**What to work on:**
Report back each line of the records that contains the string "name".

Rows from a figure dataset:

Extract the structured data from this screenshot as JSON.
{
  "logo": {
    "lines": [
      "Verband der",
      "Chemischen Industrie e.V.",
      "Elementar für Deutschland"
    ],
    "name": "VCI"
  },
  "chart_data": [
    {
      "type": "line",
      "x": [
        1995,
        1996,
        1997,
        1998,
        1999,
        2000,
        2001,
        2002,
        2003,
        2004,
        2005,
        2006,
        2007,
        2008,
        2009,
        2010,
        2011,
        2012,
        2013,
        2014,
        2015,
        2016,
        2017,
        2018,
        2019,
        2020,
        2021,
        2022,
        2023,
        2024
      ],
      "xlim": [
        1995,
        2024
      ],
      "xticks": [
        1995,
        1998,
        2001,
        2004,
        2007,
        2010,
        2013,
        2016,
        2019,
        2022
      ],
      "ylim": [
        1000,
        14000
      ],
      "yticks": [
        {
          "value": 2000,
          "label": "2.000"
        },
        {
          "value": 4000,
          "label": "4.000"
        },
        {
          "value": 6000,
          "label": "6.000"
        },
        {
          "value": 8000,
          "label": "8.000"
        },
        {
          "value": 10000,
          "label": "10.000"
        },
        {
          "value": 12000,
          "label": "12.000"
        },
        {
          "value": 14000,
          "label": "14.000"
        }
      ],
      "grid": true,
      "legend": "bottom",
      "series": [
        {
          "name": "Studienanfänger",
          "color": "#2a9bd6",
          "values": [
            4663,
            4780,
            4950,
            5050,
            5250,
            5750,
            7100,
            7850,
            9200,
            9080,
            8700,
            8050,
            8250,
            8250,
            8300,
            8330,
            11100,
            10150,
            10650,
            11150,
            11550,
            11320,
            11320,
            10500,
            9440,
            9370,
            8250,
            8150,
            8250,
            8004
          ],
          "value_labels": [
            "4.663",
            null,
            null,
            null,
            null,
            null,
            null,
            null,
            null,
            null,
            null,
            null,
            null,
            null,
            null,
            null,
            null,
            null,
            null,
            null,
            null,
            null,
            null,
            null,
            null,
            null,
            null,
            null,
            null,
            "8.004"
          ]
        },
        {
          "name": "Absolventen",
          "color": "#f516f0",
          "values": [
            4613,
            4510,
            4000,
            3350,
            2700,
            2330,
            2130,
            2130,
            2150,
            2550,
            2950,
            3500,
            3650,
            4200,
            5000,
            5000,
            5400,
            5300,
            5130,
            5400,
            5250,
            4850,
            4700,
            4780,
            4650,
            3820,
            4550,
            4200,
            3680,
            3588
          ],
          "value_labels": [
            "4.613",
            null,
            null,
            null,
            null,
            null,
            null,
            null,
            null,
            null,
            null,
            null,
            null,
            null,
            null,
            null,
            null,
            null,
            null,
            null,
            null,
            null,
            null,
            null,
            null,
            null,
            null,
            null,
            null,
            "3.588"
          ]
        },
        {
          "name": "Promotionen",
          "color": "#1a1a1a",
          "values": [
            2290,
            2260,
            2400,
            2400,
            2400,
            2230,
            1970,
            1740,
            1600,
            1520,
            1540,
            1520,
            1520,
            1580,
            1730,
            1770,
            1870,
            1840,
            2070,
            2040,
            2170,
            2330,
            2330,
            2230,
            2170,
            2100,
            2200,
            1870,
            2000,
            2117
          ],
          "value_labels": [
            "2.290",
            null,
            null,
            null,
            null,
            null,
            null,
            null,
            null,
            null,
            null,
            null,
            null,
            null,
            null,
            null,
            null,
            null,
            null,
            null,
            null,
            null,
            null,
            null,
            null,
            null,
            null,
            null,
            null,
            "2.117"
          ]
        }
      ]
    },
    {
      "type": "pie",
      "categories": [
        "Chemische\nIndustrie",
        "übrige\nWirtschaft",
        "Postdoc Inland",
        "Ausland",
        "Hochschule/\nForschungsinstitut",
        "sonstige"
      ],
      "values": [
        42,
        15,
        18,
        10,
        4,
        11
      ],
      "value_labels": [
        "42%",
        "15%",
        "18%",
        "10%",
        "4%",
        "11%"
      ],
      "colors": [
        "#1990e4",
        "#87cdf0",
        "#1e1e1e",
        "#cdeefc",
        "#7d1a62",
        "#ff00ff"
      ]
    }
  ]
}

**Exercise result:**
    "name": "VCI"
          "name": "Studienanfänger",
          "name": "Absolventen",
          "name": "Promotionen",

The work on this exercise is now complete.